Arbeitsauftrag. Übersetzen Sie diesen Satz aus dem Text zur Entscheidung des OGH ins Englische: „Der Beklagte konnte im Vorprozess auch nicht von der Klägerin zu vertretende Fehler geltend machen, hätte dies doch dem Vorbringen und Rechtsstandpunkt seiner dortigen Hauptpartei widersprochen.“

Lesetext.
########
Entscheidung des OGH

Die Revision ist zulässig und in ihrem Aufhebungsantrag berechtigt, weil die Vorinstanzen den Umfang der Bindungswirkung der Entscheidung im Vorprozess verkannt haben.

Die Wirkungen eines materiell rechtskräftigen zivilgerichtlichen Urteils erstrecken sich soweit auf den einfachen Nebenintervenienten und denjenigen, der sich am Verfahren trotz Streitverkündung nicht beteiligte, als diese Personen als Parteien eines als Regressprozess geführten Folgeprozesses keine rechtsvernichtenden oder rechtshemmenden Einreden erheben dürfen, die mit den notwendigen Elementen der Entscheidung des Vorprozesses in Widerspruch stehen. In diesem Rahmen sind sie daher an die ihre Rechtsposition belastenden Tatsachenfeststellungen im Urteil des Vorprozesses gebunden, sofern ihnen in jenem Verfahren soweit unbeschränktes rechtliches Gehör zustand (RS0107338).

Feststellungen, die der Nebenintervenient wegen des Vorbringens seiner eigenen Partei nicht bekämpfen konnte oder die für das Urteil nicht wesentlich waren binden ihn nicht.

Bei der Inanspruchnahme nur eines von mehreren Schädigern ist auch nicht über die Beteiligung eines anderen Schädigers mitzuentscheiden (RS0017470). Die Frage nach der Verschuldensteilung zwischen General- und Subunternehmer kann im Prozess zwischen Generalunternehmer und Auftraggeber offen bleiben und ist im Regressprozess zu klären (4 Ob 111/07p).

Aufgrund der Entscheidung im Vorprozess steht bindend fest, dass die vom Beklagten ausgeführte, eingangs näher beschriebene Montage der Metallsteher des Ballfangnetzes nicht lege artis war, also nicht den anerkannten Regeln des Handwerks, und auch nicht dem von der Klägerin der Stadt Wien geschuldeten Leistungsprogramm entsprach.

Dem gegenüber war es für den Ausgang des Vorverfahrens nicht entscheidungswesentlich, ob die Klägerin oder der Beklagte den von der Stadt Wien geltend gemachten Schaden verursacht und zu verantworten hat. Es machte für den Vorprozess keinen Unterschied, ob der Beklagte die Steher infolge eines Fehlers der Klägerin oder ausschließlich aus eigenem Verschulden falsch errichtet hatte. Etwaige Feststellungen zu dieser Frage im Urteil des Vorprozesses waren daher keine notwendigen Elemente dieser Entscheidung und haben daher für die Beurteilung des Rechtsverhältnisses der Streitteile dieses Verfahrens keine Bindungswirkung.

Der Beklagte konnte im Vorprozess auch nicht von der Klägerin zu vertretende Fehler geltend machen, hätte dies doch dem Vorbringen und Rechtsstandpunkt seiner dortigen Hauptpartei widersprochen.
########
Auszüge der Datensätze.
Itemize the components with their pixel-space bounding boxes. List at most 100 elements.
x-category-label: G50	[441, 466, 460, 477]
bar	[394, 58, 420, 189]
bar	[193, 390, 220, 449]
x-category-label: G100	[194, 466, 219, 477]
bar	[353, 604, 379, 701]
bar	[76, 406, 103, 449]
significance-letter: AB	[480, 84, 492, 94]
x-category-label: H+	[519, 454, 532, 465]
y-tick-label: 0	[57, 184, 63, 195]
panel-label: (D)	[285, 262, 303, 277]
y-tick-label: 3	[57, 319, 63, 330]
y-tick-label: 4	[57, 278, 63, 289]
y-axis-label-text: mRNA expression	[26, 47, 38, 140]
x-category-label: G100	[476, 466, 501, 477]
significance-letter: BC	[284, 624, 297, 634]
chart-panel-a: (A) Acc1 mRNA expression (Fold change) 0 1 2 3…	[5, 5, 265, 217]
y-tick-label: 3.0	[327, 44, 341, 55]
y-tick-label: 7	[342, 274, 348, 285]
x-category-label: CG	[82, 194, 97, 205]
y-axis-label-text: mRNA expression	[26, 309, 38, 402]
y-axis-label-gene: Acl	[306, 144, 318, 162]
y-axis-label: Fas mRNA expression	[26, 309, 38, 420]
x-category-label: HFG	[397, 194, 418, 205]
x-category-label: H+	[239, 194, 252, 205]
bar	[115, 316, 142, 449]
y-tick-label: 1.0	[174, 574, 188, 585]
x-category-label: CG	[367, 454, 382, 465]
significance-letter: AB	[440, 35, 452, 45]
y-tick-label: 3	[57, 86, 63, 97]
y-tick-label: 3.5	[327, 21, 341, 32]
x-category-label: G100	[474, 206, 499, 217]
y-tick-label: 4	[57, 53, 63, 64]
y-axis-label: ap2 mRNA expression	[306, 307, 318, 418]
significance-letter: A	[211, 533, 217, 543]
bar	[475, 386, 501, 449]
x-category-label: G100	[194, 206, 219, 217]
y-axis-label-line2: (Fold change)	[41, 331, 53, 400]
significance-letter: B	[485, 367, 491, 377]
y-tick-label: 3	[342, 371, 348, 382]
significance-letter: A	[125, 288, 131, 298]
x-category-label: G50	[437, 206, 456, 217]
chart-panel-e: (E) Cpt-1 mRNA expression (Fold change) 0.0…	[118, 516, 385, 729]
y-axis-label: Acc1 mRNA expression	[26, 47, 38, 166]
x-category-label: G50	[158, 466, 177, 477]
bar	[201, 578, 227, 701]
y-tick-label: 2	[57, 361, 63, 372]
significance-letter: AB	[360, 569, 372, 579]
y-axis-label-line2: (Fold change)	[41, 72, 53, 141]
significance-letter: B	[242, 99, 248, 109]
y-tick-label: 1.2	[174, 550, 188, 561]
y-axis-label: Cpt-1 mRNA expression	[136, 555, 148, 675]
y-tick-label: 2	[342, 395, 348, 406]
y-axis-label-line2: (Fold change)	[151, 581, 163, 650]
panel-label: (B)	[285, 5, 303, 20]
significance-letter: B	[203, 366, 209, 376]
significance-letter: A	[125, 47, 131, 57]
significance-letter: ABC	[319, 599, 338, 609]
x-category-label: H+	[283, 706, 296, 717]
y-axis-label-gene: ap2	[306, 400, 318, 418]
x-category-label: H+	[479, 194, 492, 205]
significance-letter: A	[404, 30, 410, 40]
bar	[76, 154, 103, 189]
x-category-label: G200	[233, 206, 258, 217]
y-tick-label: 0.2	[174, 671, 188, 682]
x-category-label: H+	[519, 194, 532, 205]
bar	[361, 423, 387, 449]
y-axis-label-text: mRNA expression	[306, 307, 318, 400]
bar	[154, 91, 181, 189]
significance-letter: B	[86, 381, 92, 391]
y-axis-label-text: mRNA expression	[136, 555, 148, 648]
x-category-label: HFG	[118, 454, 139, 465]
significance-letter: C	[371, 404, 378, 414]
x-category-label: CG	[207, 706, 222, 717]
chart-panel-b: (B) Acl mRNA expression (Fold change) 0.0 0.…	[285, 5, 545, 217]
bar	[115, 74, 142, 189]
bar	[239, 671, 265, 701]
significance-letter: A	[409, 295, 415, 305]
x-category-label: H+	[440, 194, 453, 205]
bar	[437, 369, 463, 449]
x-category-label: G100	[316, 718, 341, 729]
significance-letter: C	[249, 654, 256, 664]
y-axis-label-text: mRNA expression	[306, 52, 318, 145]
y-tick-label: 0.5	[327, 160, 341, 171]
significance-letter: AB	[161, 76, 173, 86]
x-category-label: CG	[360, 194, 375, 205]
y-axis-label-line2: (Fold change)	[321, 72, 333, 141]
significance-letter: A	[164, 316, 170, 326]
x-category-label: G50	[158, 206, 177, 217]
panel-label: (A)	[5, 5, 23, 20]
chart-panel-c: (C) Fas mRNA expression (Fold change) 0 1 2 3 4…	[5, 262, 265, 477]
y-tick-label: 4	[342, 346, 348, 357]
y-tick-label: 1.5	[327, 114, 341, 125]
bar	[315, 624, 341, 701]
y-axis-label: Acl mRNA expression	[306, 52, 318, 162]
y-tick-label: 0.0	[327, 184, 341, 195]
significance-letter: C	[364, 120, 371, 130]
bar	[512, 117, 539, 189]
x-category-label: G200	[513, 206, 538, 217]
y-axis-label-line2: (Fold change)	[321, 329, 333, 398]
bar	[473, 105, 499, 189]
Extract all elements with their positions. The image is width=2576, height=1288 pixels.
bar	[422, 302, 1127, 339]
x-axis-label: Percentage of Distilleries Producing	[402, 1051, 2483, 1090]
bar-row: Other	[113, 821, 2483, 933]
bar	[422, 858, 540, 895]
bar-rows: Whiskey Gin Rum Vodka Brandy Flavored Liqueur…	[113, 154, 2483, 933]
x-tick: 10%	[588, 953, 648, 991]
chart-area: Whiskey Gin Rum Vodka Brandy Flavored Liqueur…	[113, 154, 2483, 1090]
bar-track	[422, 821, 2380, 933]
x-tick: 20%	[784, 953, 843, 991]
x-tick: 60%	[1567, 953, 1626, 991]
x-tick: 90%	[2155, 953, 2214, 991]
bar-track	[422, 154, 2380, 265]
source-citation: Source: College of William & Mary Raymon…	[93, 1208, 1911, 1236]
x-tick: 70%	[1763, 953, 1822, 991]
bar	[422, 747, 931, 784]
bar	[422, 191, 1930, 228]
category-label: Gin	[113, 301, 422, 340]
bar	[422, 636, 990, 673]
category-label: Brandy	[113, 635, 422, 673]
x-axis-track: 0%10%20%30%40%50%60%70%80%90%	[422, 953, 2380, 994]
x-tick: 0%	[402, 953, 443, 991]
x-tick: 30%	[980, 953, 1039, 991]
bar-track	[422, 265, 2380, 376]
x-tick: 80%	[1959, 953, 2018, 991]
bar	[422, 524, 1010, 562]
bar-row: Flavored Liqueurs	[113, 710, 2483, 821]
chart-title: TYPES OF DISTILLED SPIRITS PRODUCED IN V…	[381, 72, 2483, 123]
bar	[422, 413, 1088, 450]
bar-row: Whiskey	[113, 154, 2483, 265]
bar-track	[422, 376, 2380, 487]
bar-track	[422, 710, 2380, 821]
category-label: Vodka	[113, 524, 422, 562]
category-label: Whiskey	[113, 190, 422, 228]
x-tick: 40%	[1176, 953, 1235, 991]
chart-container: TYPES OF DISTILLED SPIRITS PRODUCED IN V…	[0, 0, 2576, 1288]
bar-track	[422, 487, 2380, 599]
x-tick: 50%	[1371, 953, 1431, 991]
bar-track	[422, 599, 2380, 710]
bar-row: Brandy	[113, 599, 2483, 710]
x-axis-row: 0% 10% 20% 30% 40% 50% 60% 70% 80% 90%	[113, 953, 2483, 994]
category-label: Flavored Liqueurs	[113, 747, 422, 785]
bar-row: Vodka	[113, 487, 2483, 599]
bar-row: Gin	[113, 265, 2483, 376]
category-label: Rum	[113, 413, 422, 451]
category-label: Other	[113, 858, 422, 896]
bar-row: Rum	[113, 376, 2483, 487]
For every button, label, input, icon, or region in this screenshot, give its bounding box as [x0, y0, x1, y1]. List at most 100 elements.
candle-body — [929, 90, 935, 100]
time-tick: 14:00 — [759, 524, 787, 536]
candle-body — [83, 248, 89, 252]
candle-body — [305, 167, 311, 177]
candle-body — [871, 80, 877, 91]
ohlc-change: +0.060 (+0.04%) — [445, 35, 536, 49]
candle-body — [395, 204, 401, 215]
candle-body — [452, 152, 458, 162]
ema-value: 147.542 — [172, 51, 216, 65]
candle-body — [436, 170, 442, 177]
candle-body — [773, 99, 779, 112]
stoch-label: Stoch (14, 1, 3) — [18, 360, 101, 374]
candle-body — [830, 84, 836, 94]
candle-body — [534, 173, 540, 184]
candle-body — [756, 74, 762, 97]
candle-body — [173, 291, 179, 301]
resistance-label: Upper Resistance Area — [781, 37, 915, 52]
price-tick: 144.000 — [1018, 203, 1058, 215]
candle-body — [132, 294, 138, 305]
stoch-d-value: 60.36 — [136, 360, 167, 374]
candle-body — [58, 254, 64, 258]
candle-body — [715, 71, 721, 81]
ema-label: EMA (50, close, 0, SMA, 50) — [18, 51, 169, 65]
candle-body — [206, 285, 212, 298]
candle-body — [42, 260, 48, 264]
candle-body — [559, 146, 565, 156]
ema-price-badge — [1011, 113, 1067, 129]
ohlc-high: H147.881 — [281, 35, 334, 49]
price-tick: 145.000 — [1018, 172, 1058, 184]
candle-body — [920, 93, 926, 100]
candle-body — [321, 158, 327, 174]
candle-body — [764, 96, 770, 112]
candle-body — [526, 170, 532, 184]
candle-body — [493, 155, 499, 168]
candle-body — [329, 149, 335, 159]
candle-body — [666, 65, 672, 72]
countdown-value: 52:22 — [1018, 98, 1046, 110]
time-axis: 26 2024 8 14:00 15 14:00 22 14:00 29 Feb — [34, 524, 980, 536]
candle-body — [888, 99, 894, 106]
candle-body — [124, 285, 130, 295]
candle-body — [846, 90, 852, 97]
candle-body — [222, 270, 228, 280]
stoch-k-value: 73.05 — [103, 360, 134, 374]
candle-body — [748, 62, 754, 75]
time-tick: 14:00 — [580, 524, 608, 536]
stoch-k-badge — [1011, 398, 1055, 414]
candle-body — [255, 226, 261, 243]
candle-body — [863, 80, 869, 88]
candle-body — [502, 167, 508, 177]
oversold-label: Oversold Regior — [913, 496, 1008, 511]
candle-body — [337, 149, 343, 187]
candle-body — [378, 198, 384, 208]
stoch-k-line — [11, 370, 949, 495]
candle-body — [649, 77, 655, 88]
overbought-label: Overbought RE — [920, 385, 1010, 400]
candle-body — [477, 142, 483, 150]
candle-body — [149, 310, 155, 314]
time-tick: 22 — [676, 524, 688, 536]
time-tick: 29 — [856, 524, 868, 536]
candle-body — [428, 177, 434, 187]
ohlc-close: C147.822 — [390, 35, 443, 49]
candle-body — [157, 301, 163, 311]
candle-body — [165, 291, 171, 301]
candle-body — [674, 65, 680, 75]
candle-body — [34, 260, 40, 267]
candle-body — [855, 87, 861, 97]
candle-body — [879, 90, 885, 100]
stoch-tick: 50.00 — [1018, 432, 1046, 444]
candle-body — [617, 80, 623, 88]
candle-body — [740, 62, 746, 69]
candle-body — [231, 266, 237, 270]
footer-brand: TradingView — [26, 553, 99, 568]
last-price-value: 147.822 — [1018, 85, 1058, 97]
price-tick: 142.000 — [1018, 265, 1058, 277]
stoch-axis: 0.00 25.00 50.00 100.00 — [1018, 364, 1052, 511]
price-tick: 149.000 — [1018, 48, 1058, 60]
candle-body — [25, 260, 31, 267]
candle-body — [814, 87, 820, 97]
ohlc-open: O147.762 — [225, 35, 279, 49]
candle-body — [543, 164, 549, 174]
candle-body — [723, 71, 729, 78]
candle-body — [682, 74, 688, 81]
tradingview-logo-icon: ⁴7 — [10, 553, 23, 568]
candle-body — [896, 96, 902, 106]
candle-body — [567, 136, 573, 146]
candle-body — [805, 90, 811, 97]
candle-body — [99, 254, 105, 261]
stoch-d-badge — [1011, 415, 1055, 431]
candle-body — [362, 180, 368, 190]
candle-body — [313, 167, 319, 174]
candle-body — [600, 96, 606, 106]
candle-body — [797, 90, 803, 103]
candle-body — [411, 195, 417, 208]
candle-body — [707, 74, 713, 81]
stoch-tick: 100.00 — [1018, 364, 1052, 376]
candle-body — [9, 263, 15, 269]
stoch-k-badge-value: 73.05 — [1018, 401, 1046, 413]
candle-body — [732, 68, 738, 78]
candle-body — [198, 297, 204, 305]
########
Lösung. Nor could the defendant, in the prior proceedings, assert errors for which the plaintiff was responsible, since this would have contradicted the submissions and legal position of the defendant's main party in those proceedings.